» **Prompt**
Every line below is to be quoted exactly, with nothing added or dropped.
..............................
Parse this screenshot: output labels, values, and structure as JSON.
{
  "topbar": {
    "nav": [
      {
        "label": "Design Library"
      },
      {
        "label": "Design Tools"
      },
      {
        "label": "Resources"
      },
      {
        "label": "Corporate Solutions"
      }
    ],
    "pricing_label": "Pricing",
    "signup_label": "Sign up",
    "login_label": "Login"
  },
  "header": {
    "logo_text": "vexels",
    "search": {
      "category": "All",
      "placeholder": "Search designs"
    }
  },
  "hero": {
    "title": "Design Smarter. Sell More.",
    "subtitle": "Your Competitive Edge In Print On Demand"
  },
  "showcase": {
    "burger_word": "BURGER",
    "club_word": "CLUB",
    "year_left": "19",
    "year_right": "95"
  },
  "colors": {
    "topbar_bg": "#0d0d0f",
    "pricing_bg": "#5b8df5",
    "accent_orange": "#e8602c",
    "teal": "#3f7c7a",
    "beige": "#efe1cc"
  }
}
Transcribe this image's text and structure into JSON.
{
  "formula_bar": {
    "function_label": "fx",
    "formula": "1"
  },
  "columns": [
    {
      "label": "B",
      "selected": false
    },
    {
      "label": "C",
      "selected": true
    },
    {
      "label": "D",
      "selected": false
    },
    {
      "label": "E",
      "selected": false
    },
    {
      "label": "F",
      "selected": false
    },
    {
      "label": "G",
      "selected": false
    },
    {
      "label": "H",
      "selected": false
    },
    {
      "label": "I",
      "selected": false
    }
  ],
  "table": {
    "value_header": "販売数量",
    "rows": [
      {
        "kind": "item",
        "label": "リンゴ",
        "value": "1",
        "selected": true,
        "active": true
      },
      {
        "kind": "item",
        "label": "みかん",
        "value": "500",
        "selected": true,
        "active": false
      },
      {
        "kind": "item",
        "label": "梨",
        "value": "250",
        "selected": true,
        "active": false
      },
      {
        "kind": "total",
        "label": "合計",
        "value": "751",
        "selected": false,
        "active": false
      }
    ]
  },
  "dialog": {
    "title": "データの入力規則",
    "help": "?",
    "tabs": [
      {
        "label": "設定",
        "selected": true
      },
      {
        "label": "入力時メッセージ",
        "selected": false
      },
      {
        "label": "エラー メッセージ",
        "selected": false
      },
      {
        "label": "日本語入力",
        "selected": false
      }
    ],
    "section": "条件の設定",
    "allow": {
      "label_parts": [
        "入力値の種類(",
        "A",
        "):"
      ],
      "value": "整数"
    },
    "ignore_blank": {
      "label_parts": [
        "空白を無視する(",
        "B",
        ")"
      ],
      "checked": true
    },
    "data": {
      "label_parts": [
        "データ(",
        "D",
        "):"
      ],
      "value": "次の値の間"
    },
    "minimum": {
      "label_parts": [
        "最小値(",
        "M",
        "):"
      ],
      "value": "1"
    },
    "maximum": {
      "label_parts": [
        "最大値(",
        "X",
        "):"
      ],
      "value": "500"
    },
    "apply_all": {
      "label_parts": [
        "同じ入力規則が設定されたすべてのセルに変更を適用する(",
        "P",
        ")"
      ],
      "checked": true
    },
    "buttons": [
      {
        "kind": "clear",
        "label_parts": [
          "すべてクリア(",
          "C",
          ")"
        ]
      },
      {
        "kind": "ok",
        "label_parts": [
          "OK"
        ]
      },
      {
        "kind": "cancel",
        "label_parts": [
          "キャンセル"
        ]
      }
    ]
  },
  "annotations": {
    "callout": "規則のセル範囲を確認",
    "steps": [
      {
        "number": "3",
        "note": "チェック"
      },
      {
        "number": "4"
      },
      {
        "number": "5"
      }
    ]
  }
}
..............................
» **Response**
Parse this screenshot: output labels, values, and structure as JSON.
{
  "topbar": {
    "nav": [
      {
        "label": "Design Library"
      },
      {
        "label": "Design Tools"
      },
      {
        "label": "Resources"
      },
      {
        "label": "Corporate Solutions"
      }
    ],
    "pricing_label": "Pricing",
    "signup_label": "Sign up",
    "login_label": "Login"
  },
  "header": {
    "logo_text": "vexels",
    "search": {
      "category": "All",
      "placeholder": "Search designs"
    }
  },
  "hero": {
    "title": "Design Smarter. Sell More.",
    "subtitle": "Your Competitive Edge In Print On Demand"
  },
  "showcase": {
    "burger_word": "BURGER",
    "club_word": "CLUB",
    "year_left": "19",
    "year_right": "95"
  },
  "colors": {
    "topbar_bg": "#0d0d0f",
    "pricing_bg": "#5b8df5",
    "accent_orange": "#e8602c",
    "teal": "#3f7c7a",
    "beige": "#efe1cc"
  }
}
Transcribe this image's text and structure into JSON.
{
  "formula_bar": {
    "function_label": "fx",
    "formula": "1"
  },
  "columns": [
    {
      "label": "B",
      "selected": false
    },
    {
      "label": "C",
      "selected": true
    },
    {
      "label": "D",
      "selected": false
    },
    {
      "label": "E",
      "selected": false
    },
    {
      "label": "F",
      "selected": false
    },
    {
      "label": "G",
      "selected": false
    },
    {
      "label": "H",
      "selected": false
    },
    {
      "label": "I",
      "selected": false
    }
  ],
  "table": {
    "value_header": "販売数量",
    "rows": [
      {
        "kind": "item",
        "label": "リンゴ",
        "value": "1",
        "selected": true,
        "active": true
      },
      {
        "kind": "item",
        "label": "みかん",
        "value": "500",
        "selected": true,
        "active": false
      },
      {
        "kind": "item",
        "label": "梨",
        "value": "250",
        "selected": true,
        "active": false
      },
      {
        "kind": "total",
        "label": "合計",
        "value": "751",
        "selected": false,
        "active": false
      }
    ]
  },
  "dialog": {
    "title": "データの入力規則",
    "help": "?",
    "tabs": [
      {
        "label": "設定",
        "selected": true
      },
      {
        "label": "入力時メッセージ",
        "selected": false
      },
      {
        "label": "エラー メッセージ",
        "selected": false
      },
      {
        "label": "日本語入力",
        "selected": false
      }
    ],
    "section": "条件の設定",
    "allow": {
      "label_parts": [
        "入力値の種類(",
        "A",
        "):"
      ],
      "value": "整数"
    },
    "ignore_blank": {
      "label_parts": [
        "空白を無視する(",
        "B",
        ")"
      ],
      "checked": true
    },
    "data": {
      "label_parts": [
        "データ(",
        "D",
        "):"
      ],
      "value": "次の値の間"
    },
    "minimum": {
      "label_parts": [
        "最小値(",
        "M",
        "):"
      ],
      "value": "1"
    },
    "maximum": {
      "label_parts": [
        "最大値(",
        "X",
        "):"
      ],
      "value": "500"
    },
    "apply_all": {
      "label_parts": [
        "同じ入力規則が設定されたすべてのセルに変更を適用する(",
        "P",
        ")"
      ],
      "checked": true
    },
    "buttons": [
      {
        "kind": "clear",
        "label_parts": [
          "すべてクリア(",
          "C",
          ")"
        ]
      },
      {
        "kind": "ok",
        "label_parts": [
          "OK"
        ]
      },
      {
        "kind": "cancel",
        "label_parts": [
          "キャンセル"
        ]
      }
    ]
  },
  "annotations": {
    "callout": "規則のセル範囲を確認",
    "steps": [
      {
        "number": "3",
        "note": "チェック"
      },
      {
        "number": "4"
      },
      {
        "number": "5"
      }
    ]
  }
}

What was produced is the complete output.